WHAT YOU ARE ASKED TO DO :: Extract all lines containing "Price".

Dataset listings of figures:
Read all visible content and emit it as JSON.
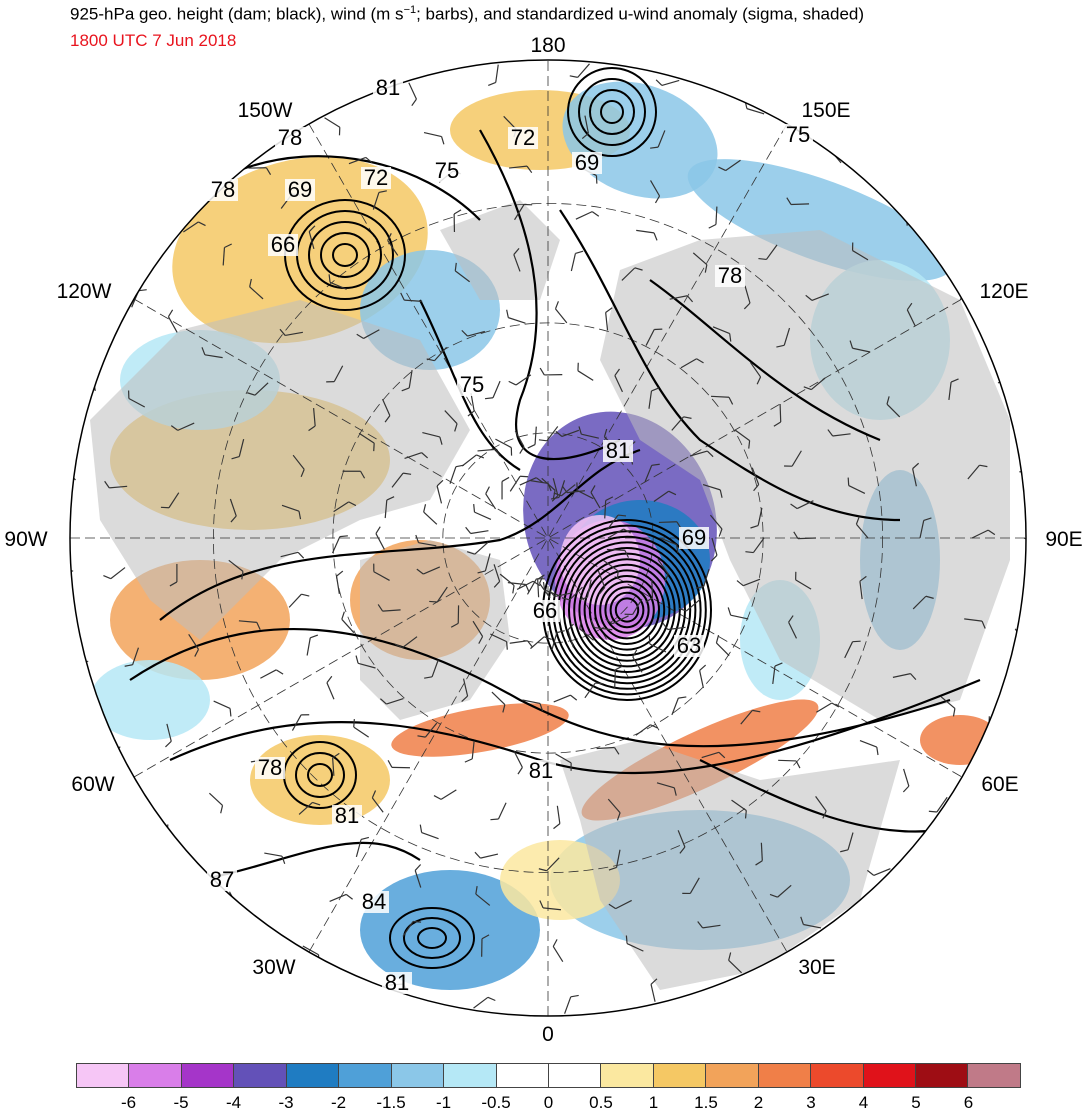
{
  "header": {
    "title_pre": "925-hPa geo. height (dam; black), wind (m s",
    "title_sup": "−1",
    "title_post": "; barbs), and standardized u-wind anomaly (sigma, shaded)",
    "valid_time": "1800 UTC 7 Jun 2018"
  },
  "map": {
    "projection": "north-polar-stereographic",
    "longitude_labels": {
      "lon_180": "180",
      "lon_150e": "150E",
      "lon_120e": "120E",
      "lon_90e": "90E",
      "lon_60e": "60E",
      "lon_30e": "30E",
      "lon_0": "0",
      "lon_30w": "30W",
      "lon_60w": "60W",
      "lon_90w": "90W",
      "lon_120w": "120W",
      "lon_150w": "150W"
    },
    "height_contour_labels": [
      "81",
      "78",
      "78",
      "69",
      "72",
      "75",
      "66",
      "72",
      "69",
      "75",
      "78",
      "75",
      "81",
      "69",
      "66",
      "63",
      "81",
      "78",
      "81",
      "87",
      "84",
      "81"
    ],
    "colors": {
      "land": "#bdbdbd",
      "ocean": "#ffffff",
      "contour": "#000000",
      "graticule": "#333333"
    }
  },
  "colorbar": {
    "labels": [
      "-6",
      "-5",
      "-4",
      "-3",
      "-2",
      "-1.5",
      "-1",
      "-0.5",
      "0",
      "0.5",
      "1",
      "1.5",
      "2",
      "3",
      "4",
      "5",
      "6"
    ],
    "colors": [
      "#f6c6f6",
      "#d97ee9",
      "#a535c9",
      "#6351b8",
      "#1f7cc2",
      "#4fa0d8",
      "#8bc7e8",
      "#b5e8f6",
      "#ffffff",
      "#ffffff",
      "#fbe8a0",
      "#f5c864",
      "#f2a35a",
      "#f07f48",
      "#ec4a2c",
      "#e0121a",
      "#9e0d14",
      "#c07a88"
    ]
  }
}
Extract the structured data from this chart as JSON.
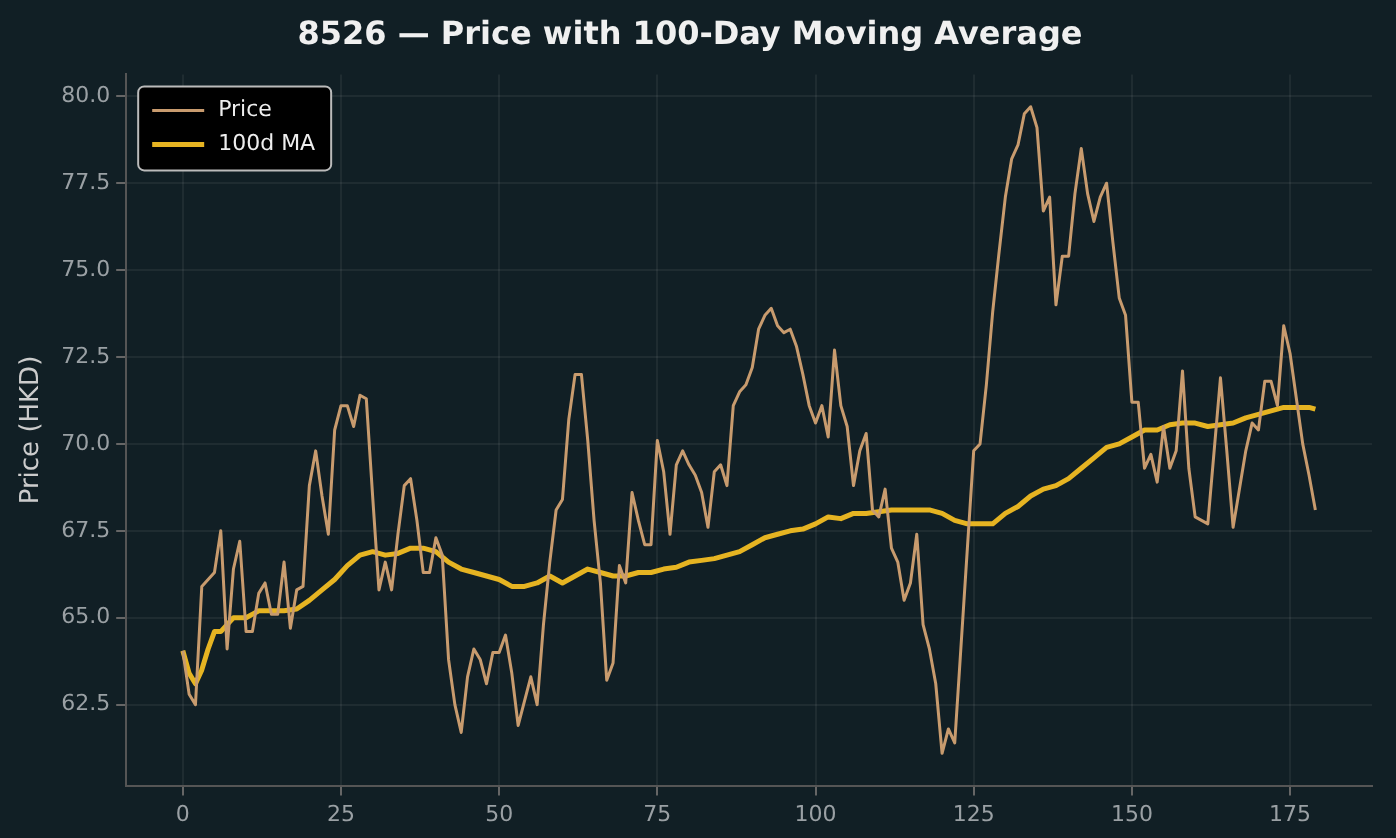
{
  "chart_data": {
    "type": "line",
    "title": "8526 — Price with 100-Day Moving Average",
    "ylabel": "Price (HKD)",
    "x": [
      0,
      1,
      2,
      3,
      4,
      5,
      6,
      7,
      8,
      9,
      10,
      11,
      12,
      13,
      14,
      15,
      16,
      17,
      18,
      19,
      20,
      21,
      22,
      23,
      24,
      25,
      26,
      27,
      28,
      29,
      30,
      31,
      32,
      33,
      34,
      35,
      36,
      37,
      38,
      39,
      40,
      41,
      42,
      43,
      44,
      45,
      46,
      47,
      48,
      49,
      50,
      51,
      52,
      53,
      54,
      55,
      56,
      57,
      58,
      59,
      60,
      61,
      62,
      63,
      64,
      65,
      66,
      67,
      68,
      69,
      70,
      71,
      72,
      73,
      74,
      75,
      76,
      77,
      78,
      79,
      80,
      81,
      82,
      83,
      84,
      85,
      86,
      87,
      88,
      89,
      90,
      91,
      92,
      93,
      94,
      95,
      96,
      97,
      98,
      99,
      100,
      101,
      102,
      103,
      104,
      105,
      106,
      107,
      108,
      109,
      110,
      111,
      112,
      113,
      114,
      115,
      116,
      117,
      118,
      119,
      120,
      121,
      122,
      123,
      124,
      125,
      126,
      127,
      128,
      129,
      130,
      131,
      132,
      133,
      134,
      135,
      136,
      137,
      138,
      139,
      140,
      141,
      142,
      143,
      144,
      145,
      146,
      147,
      148,
      149,
      150,
      151,
      152,
      153,
      154,
      155,
      156,
      157,
      158,
      159,
      160,
      161,
      162,
      163,
      164,
      165,
      166,
      167,
      168,
      169,
      170,
      171,
      172,
      173,
      174,
      175,
      176,
      177,
      178,
      179
    ],
    "series": [
      {
        "name": "Price",
        "color": "#c89b6e",
        "values": [
          64.05,
          62.8,
          62.5,
          65.9,
          66.1,
          66.3,
          67.5,
          64.1,
          66.4,
          67.2,
          64.6,
          64.6,
          65.7,
          66.0,
          65.1,
          65.1,
          66.6,
          64.7,
          65.8,
          65.9,
          68.8,
          69.8,
          68.5,
          67.4,
          70.4,
          71.1,
          71.1,
          70.5,
          71.4,
          71.3,
          68.5,
          65.8,
          66.6,
          65.8,
          67.4,
          68.8,
          69.0,
          67.8,
          66.3,
          66.3,
          67.3,
          66.8,
          63.8,
          62.5,
          61.7,
          63.3,
          64.1,
          63.8,
          63.1,
          64.0,
          64.0,
          64.5,
          63.4,
          61.9,
          62.6,
          63.3,
          62.5,
          64.8,
          66.6,
          68.1,
          68.4,
          70.7,
          72.0,
          72.0,
          70.1,
          67.8,
          66.0,
          63.2,
          63.7,
          66.5,
          66.0,
          68.6,
          67.8,
          67.1,
          67.1,
          70.1,
          69.2,
          67.4,
          69.4,
          69.8,
          69.4,
          69.1,
          68.6,
          67.6,
          69.2,
          69.4,
          68.8,
          71.1,
          71.5,
          71.7,
          72.2,
          73.3,
          73.7,
          73.9,
          73.4,
          73.2,
          73.3,
          72.8,
          72.0,
          71.1,
          70.6,
          71.1,
          70.2,
          72.7,
          71.1,
          70.5,
          68.8,
          69.8,
          70.3,
          68.1,
          67.9,
          68.7,
          67.0,
          66.6,
          65.5,
          66.0,
          67.4,
          64.8,
          64.1,
          63.1,
          61.1,
          61.8,
          61.4,
          64.2,
          67.0,
          69.8,
          70.0,
          71.7,
          73.8,
          75.5,
          77.1,
          78.2,
          78.6,
          79.5,
          79.7,
          79.1,
          76.7,
          77.1,
          74.0,
          75.4,
          75.4,
          77.2,
          78.5,
          77.2,
          76.4,
          77.1,
          77.5,
          75.8,
          74.2,
          73.7,
          71.2,
          71.2,
          69.3,
          69.7,
          68.9,
          70.5,
          69.3,
          69.8,
          72.1,
          69.3,
          67.9,
          67.8,
          67.7,
          69.8,
          71.9,
          69.8,
          67.6,
          68.7,
          69.8,
          70.6,
          70.4,
          71.8,
          71.8,
          71.1,
          73.4,
          72.6,
          71.3,
          70.0,
          69.1,
          68.1
        ]
      },
      {
        "name": "100d MA",
        "color": "#e6b422",
        "x": [
          0,
          1,
          2,
          3,
          4,
          5,
          6,
          7,
          8,
          10,
          12,
          14,
          16,
          18,
          20,
          22,
          24,
          26,
          28,
          30,
          32,
          34,
          36,
          38,
          40,
          42,
          44,
          46,
          48,
          50,
          52,
          54,
          56,
          58,
          60,
          62,
          64,
          66,
          68,
          70,
          72,
          74,
          76,
          78,
          80,
          82,
          84,
          86,
          88,
          90,
          92,
          94,
          96,
          98,
          100,
          102,
          104,
          106,
          108,
          110,
          112,
          114,
          116,
          118,
          120,
          122,
          124,
          126,
          128,
          130,
          132,
          134,
          136,
          138,
          140,
          142,
          144,
          146,
          148,
          150,
          152,
          154,
          156,
          158,
          160,
          162,
          164,
          166,
          168,
          170,
          172,
          174,
          176,
          178,
          179
        ],
        "values": [
          64.05,
          63.4,
          63.1,
          63.5,
          64.1,
          64.6,
          64.6,
          64.8,
          65.0,
          65.0,
          65.2,
          65.2,
          65.2,
          65.25,
          65.5,
          65.8,
          66.1,
          66.5,
          66.8,
          66.9,
          66.8,
          66.85,
          67.0,
          67.0,
          66.9,
          66.6,
          66.4,
          66.3,
          66.2,
          66.1,
          65.9,
          65.9,
          66.0,
          66.2,
          66.0,
          66.2,
          66.4,
          66.3,
          66.2,
          66.2,
          66.3,
          66.3,
          66.4,
          66.45,
          66.6,
          66.65,
          66.7,
          66.8,
          66.9,
          67.1,
          67.3,
          67.4,
          67.5,
          67.55,
          67.7,
          67.9,
          67.85,
          68.0,
          68.0,
          68.05,
          68.1,
          68.1,
          68.1,
          68.1,
          68.0,
          67.8,
          67.7,
          67.7,
          67.7,
          68.0,
          68.2,
          68.5,
          68.7,
          68.8,
          69.0,
          69.3,
          69.6,
          69.9,
          70.0,
          70.2,
          70.4,
          70.4,
          70.55,
          70.6,
          70.6,
          70.5,
          70.55,
          70.6,
          70.75,
          70.85,
          70.95,
          71.05,
          71.05,
          71.05,
          71.0
        ]
      }
    ],
    "xlim": [
      -8.95,
      187.95
    ],
    "ylim": [
      60.17,
      80.63
    ],
    "xticks": [
      0,
      25,
      50,
      75,
      100,
      125,
      150,
      175
    ],
    "yticks": [
      {
        "value": 62.5,
        "label": "62.5"
      },
      {
        "value": 65,
        "label": "65.0"
      },
      {
        "value": 67.5,
        "label": "67.5"
      },
      {
        "value": 70,
        "label": "70.0"
      },
      {
        "value": 72.5,
        "label": "72.5"
      },
      {
        "value": 75,
        "label": "75.0"
      },
      {
        "value": 77.5,
        "label": "77.5"
      },
      {
        "value": 80,
        "label": "80.0"
      }
    ],
    "grid": true,
    "legend": "top left",
    "marker": "none",
    "line_style": "solid"
  }
}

REPLY TO THE EXERCISE ::
    "title": "8526 — Price with 100-Day Moving Average",
    "ylabel": "Price (HKD)",
        "name": "Price",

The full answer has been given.